__DATA FOR THIS EXERCISE__
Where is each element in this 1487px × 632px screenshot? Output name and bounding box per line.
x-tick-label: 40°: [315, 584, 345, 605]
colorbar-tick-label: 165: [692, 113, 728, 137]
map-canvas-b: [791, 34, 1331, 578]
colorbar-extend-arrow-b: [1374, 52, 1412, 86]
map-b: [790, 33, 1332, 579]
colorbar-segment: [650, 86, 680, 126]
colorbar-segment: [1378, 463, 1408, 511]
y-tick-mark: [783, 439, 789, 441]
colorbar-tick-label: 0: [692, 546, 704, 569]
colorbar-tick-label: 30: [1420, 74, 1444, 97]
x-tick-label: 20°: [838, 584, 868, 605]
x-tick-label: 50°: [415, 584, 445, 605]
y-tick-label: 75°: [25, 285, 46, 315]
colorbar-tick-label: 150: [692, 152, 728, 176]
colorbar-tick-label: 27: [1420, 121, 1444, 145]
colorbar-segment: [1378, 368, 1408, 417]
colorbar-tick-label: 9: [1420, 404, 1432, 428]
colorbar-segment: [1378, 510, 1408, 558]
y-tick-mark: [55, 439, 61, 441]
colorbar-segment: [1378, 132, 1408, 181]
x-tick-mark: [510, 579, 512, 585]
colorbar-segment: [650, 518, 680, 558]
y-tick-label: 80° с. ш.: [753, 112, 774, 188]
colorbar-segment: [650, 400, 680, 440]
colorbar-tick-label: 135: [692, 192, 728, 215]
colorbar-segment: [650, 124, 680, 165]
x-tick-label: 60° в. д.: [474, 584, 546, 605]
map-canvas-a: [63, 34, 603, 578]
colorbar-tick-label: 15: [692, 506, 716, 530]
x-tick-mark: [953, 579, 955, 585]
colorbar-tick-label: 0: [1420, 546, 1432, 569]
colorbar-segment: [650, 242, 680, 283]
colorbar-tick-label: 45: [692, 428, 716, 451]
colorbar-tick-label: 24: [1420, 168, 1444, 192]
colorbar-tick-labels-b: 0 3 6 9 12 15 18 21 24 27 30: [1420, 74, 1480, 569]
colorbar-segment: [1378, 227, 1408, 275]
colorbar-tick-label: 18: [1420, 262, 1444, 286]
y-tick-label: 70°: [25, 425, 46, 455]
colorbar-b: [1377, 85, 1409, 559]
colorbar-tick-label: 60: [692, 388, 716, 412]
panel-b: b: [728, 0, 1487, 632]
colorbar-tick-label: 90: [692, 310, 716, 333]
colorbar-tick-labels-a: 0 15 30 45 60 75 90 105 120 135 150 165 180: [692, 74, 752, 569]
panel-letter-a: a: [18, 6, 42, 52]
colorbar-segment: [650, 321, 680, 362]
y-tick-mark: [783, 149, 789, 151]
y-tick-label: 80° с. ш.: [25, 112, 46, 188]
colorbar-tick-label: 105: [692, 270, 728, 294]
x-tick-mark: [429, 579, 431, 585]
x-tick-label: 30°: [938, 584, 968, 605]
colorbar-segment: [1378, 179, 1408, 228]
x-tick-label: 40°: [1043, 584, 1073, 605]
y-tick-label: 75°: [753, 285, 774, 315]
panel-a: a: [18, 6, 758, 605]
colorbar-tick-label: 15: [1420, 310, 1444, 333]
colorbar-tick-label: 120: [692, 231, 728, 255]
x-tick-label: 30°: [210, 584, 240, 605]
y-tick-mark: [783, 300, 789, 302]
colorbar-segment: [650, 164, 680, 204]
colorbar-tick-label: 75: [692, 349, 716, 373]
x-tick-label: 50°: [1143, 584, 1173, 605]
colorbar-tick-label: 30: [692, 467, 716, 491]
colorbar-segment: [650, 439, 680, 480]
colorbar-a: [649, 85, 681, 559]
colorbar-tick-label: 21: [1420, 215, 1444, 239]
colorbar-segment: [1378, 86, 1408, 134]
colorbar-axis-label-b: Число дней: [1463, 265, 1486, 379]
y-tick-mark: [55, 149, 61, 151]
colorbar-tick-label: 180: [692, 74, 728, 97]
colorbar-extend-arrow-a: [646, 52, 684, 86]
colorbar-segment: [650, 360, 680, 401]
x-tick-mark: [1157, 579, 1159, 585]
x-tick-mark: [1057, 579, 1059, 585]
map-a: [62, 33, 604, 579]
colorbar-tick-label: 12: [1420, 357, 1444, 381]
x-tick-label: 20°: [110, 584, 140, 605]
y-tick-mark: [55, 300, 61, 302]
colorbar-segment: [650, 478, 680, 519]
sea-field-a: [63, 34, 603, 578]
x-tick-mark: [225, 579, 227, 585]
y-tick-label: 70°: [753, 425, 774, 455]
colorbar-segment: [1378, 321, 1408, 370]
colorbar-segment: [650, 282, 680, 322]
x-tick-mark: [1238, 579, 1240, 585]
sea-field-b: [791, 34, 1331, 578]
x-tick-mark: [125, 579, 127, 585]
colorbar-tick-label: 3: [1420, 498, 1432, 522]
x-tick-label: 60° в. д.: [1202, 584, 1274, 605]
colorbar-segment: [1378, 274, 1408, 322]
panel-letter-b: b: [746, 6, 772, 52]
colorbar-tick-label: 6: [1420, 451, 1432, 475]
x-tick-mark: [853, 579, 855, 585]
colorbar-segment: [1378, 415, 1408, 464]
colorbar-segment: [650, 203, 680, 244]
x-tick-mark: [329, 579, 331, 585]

__WORK TO DO__
Identify every line in the records above that contains the string "field", and copy each of those lines in full.

__OUTPUT FOR THIS EXERCISE__
sea-field-a: [63, 34, 603, 578]
sea-field-b: [791, 34, 1331, 578]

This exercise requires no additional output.